**Given problem**
All lines featuring the string "posta" are to be listed.

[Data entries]

===============

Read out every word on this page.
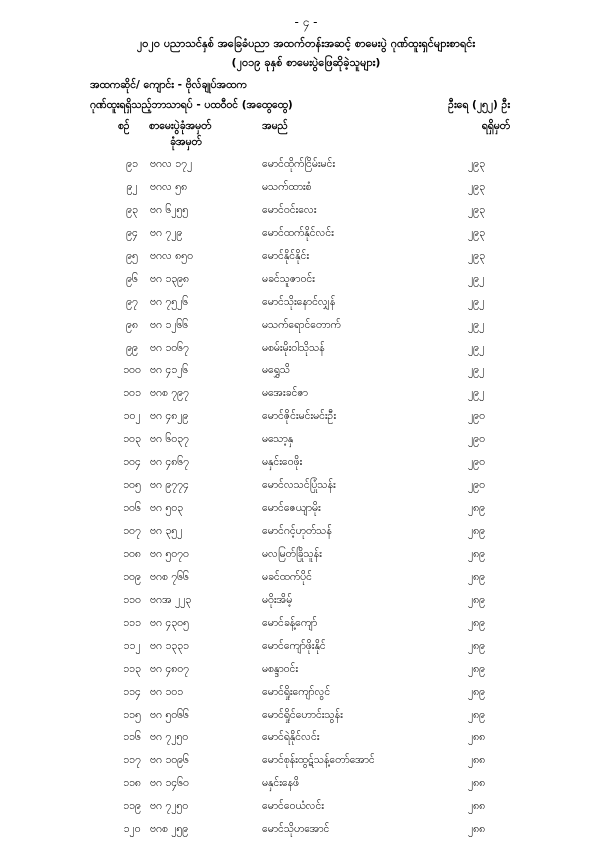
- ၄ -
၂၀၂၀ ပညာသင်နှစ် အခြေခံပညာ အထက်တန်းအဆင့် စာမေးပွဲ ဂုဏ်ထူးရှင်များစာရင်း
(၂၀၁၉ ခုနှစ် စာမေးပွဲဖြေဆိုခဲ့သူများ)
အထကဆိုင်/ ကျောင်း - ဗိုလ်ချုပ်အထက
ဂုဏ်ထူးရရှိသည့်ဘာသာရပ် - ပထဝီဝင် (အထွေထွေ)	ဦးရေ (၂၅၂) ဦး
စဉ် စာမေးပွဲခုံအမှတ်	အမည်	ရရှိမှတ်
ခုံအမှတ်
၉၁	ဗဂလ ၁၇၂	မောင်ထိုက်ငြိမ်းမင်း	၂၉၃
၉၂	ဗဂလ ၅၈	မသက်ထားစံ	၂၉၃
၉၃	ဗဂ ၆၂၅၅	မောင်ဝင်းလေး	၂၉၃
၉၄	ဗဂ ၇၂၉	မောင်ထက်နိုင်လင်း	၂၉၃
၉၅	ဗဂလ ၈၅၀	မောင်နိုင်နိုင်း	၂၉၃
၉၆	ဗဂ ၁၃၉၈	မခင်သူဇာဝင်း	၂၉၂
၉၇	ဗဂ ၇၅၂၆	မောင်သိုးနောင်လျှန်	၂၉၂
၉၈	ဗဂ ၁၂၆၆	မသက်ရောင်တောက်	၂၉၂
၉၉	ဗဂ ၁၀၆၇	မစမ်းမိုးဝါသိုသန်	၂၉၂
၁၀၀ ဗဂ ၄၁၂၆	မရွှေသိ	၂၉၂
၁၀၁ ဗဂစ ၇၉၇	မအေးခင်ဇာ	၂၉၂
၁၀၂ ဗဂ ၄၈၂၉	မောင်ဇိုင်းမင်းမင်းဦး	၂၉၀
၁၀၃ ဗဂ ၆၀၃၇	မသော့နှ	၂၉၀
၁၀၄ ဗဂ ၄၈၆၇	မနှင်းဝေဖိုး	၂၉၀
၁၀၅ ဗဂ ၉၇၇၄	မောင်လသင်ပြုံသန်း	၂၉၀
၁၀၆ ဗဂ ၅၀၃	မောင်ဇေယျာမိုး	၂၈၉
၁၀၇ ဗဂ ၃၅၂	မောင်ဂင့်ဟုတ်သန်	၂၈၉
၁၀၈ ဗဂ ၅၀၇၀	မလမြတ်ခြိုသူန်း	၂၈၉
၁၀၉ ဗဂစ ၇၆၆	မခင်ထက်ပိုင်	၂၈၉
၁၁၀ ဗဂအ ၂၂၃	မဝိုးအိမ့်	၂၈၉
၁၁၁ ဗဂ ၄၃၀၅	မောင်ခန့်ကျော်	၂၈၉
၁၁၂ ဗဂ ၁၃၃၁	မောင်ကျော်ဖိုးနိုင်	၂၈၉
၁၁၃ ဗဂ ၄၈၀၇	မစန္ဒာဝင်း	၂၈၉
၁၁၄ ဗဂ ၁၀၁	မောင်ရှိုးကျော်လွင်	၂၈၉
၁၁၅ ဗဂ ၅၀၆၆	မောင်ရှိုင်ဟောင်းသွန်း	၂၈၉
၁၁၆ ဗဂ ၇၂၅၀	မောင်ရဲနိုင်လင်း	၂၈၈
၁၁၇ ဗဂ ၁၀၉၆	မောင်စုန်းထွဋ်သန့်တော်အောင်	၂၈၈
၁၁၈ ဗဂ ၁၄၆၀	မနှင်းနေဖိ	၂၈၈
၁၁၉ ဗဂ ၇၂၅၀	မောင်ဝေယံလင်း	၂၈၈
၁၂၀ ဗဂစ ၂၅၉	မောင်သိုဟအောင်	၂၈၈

===============

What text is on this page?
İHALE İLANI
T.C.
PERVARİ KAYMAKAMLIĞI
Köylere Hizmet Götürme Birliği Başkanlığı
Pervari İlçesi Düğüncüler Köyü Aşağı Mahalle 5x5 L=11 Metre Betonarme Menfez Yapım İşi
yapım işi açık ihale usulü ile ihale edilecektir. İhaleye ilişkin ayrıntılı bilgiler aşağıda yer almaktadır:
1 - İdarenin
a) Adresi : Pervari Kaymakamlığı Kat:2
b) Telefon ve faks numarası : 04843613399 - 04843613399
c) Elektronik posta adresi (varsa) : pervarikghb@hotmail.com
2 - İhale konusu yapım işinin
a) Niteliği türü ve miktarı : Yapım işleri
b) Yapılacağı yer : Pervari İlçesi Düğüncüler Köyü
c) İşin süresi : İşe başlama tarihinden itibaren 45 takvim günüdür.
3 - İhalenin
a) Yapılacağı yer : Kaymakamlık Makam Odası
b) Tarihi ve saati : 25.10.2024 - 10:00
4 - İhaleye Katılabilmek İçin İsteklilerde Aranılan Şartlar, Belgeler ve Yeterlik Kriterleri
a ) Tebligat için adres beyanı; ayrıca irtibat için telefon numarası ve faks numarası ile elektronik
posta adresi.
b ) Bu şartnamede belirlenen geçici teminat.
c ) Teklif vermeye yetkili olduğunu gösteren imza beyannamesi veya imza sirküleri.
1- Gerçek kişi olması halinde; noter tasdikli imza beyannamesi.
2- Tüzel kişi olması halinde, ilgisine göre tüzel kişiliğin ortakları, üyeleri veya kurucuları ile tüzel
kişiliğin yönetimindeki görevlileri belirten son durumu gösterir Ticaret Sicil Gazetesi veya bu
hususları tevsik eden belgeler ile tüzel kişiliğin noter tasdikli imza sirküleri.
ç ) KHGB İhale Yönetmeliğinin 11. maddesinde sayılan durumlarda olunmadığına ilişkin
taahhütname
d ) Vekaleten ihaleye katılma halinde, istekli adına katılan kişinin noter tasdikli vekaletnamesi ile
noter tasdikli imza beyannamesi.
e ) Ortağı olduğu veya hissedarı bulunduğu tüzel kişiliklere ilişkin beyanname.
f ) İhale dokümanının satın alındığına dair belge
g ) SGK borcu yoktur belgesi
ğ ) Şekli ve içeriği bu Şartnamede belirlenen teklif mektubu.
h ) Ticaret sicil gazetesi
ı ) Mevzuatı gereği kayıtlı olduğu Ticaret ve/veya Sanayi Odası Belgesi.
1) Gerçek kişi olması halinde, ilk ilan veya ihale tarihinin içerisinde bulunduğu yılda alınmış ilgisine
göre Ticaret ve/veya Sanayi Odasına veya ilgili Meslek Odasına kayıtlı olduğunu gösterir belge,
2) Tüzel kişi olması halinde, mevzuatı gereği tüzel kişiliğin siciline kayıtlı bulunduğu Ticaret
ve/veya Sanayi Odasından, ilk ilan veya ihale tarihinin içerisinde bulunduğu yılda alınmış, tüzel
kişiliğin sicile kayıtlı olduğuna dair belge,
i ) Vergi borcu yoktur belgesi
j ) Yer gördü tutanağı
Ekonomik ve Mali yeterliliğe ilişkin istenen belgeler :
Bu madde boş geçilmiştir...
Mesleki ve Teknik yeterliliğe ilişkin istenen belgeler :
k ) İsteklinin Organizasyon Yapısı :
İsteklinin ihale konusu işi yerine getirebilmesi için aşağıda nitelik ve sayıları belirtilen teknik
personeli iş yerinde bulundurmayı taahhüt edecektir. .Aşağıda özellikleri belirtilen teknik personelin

===============

**Worked answer**
c) Elektronik posta adresi (varsa) : pervarikghb@hotmail.com
posta adresi.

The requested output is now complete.